Saved entries:
###

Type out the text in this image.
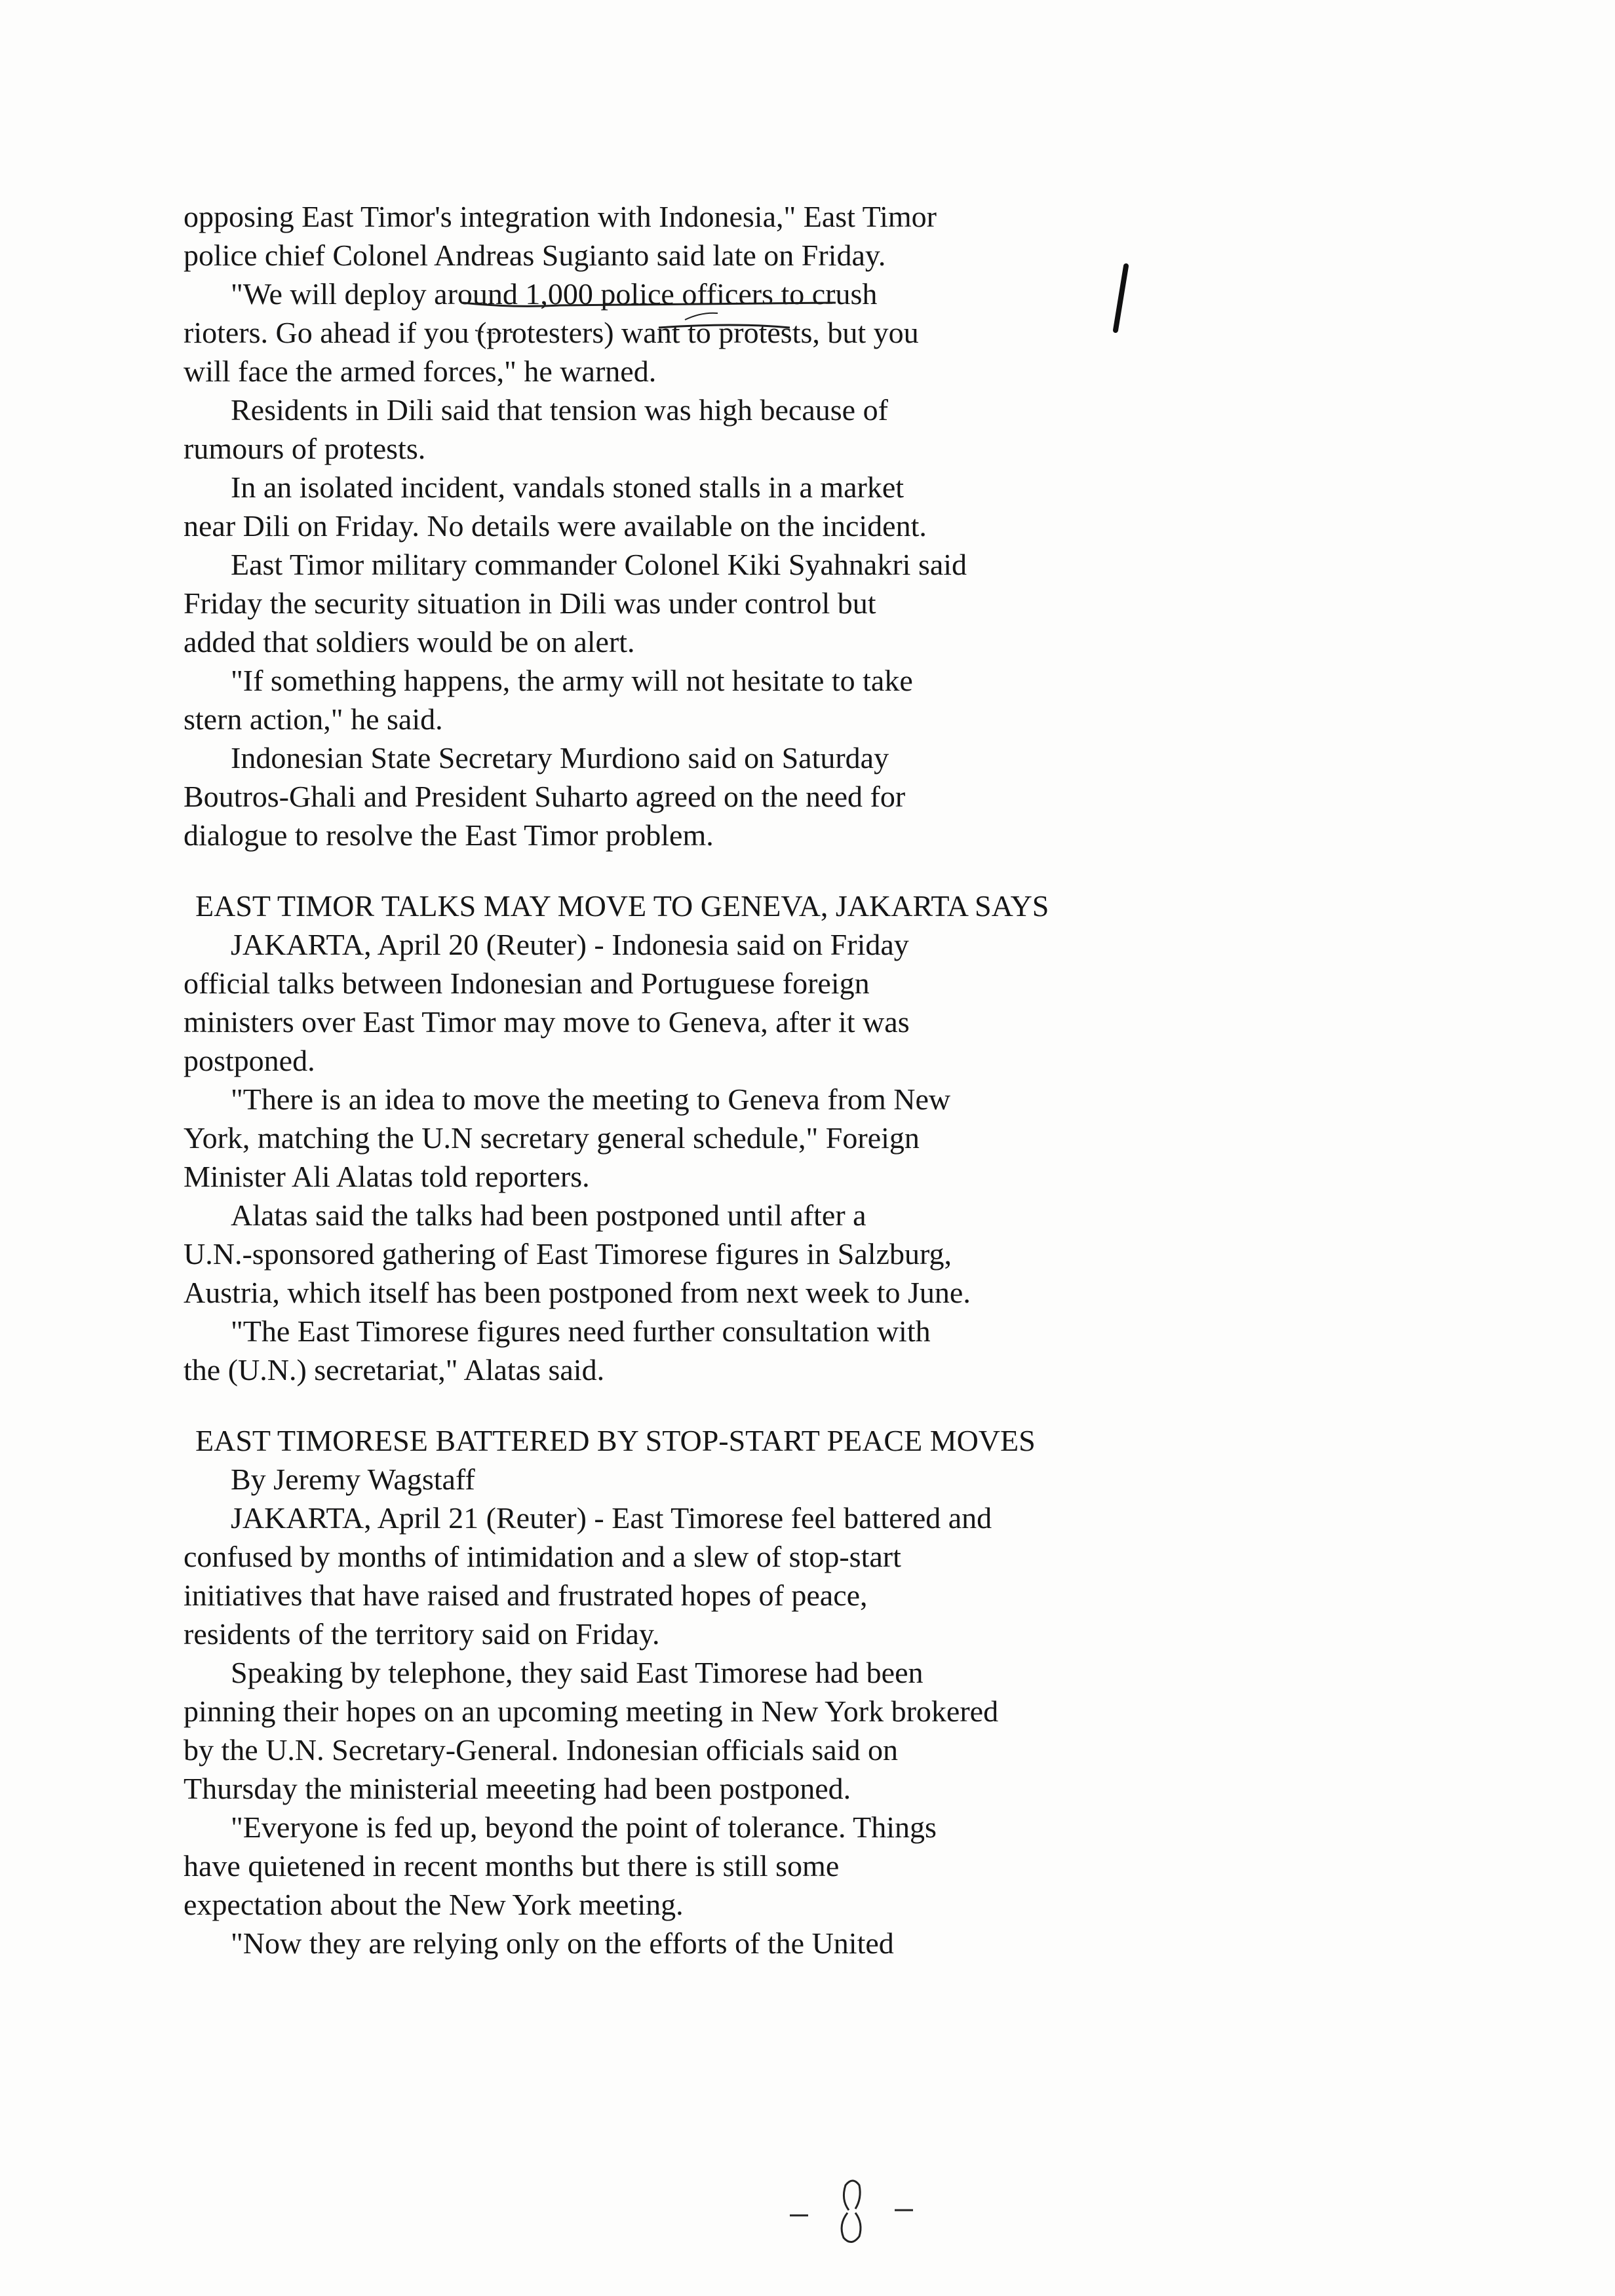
opposing East Timor's integration with Indonesia," East Timor
police chief Colonel Andreas Sugianto said late on Friday.
"We will deploy around 1,000 police officers to crush
rioters. Go ahead if you (protesters) want to protests, but you
will face the armed forces," he warned.
Residents in Dili said that tension was high because of
rumours of protests.
In an isolated incident, vandals stoned stalls in a market
near Dili on Friday. No details were available on the incident.
East Timor military commander Colonel Kiki Syahnakri said
Friday the security situation in Dili was under control but
added that soldiers would be on alert.
"If something happens, the army will not hesitate to take
stern action," he said.
Indonesian State Secretary Murdiono said on Saturday
Boutros-Ghali and President Suharto agreed on the need for
dialogue to resolve the East Timor problem.
EAST TIMOR TALKS MAY MOVE TO GENEVA, JAKARTA SAYS
JAKARTA, April 20 (Reuter) - Indonesia said on Friday
official talks between Indonesian and Portuguese foreign
ministers over East Timor may move to Geneva, after it was
postponed.
"There is an idea to move the meeting to Geneva from New
York, matching the U.N secretary general schedule," Foreign
Minister Ali Alatas told reporters.
Alatas said the talks had been postponed until after a
U.N.-sponsored gathering of East Timorese figures in Salzburg,
Austria, which itself has been postponed from next week to June.
"The East Timorese figures need further consultation with
the (U.N.) secretariat," Alatas said.
EAST TIMORESE BATTERED BY STOP-START PEACE MOVES
By Jeremy Wagstaff
JAKARTA, April 21 (Reuter) - East Timorese feel battered and
confused by months of intimidation and a slew of stop-start
initiatives that have raised and frustrated hopes of peace,
residents of the territory said on Friday.
Speaking by telephone, they said East Timorese had been
pinning their hopes on an upcoming meeting in New York brokered
by the U.N. Secretary-General. Indonesian officials said on
Thursday the ministerial meeeting had been postponed.
"Everyone is fed up, beyond the point of tolerance. Things
have quietened in recent months but there is still some
expectation about the New York meeting.
"Now they are relying only on the efforts of the United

###

• WHAT THIS TASK INVOLVES:
Exclude the images, then output the data above word for word.

• THE RESPONSE:
Type out the text in this image.
opposing East Timor's integration with Indonesia," East Timor
police chief Colonel Andreas Sugianto said late on Friday.
"We will deploy around 1,000 police officers to crush
rioters. Go ahead if you (protesters) want to protests, but you
will face the armed forces," he warned.
Residents in Dili said that tension was high because of
rumours of protests.
In an isolated incident, vandals stoned stalls in a market
near Dili on Friday. No details were available on the incident.
East Timor military commander Colonel Kiki Syahnakri said
Friday the security situation in Dili was under control but
added that soldiers would be on alert.
"If something happens, the army will not hesitate to take
stern action," he said.
Indonesian State Secretary Murdiono said on Saturday
Boutros-Ghali and President Suharto agreed on the need for
dialogue to resolve the East Timor problem.
EAST TIMOR TALKS MAY MOVE TO GENEVA, JAKARTA SAYS
JAKARTA, April 20 (Reuter) - Indonesia said on Friday
official talks between Indonesian and Portuguese foreign
ministers over East Timor may move to Geneva, after it was
postponed.
"There is an idea to move the meeting to Geneva from New
York, matching the U.N secretary general schedule," Foreign
Minister Ali Alatas told reporters.
Alatas said the talks had been postponed until after a
U.N.-sponsored gathering of East Timorese figures in Salzburg,
Austria, which itself has been postponed from next week to June.
"The East Timorese figures need further consultation with
the (U.N.) secretariat," Alatas said.
EAST TIMORESE BATTERED BY STOP-START PEACE MOVES
By Jeremy Wagstaff
JAKARTA, April 21 (Reuter) - East Timorese feel battered and
confused by months of intimidation and a slew of stop-start
initiatives that have raised and frustrated hopes of peace,
residents of the territory said on Friday.
Speaking by telephone, they said East Timorese had been
pinning their hopes on an upcoming meeting in New York brokered
by the U.N. Secretary-General. Indonesian officials said on
Thursday the ministerial meeeting had been postponed.
"Everyone is fed up, beyond the point of tolerance. Things
have quietened in recent months but there is still some
expectation about the New York meeting.
"Now they are relying only on the efforts of the United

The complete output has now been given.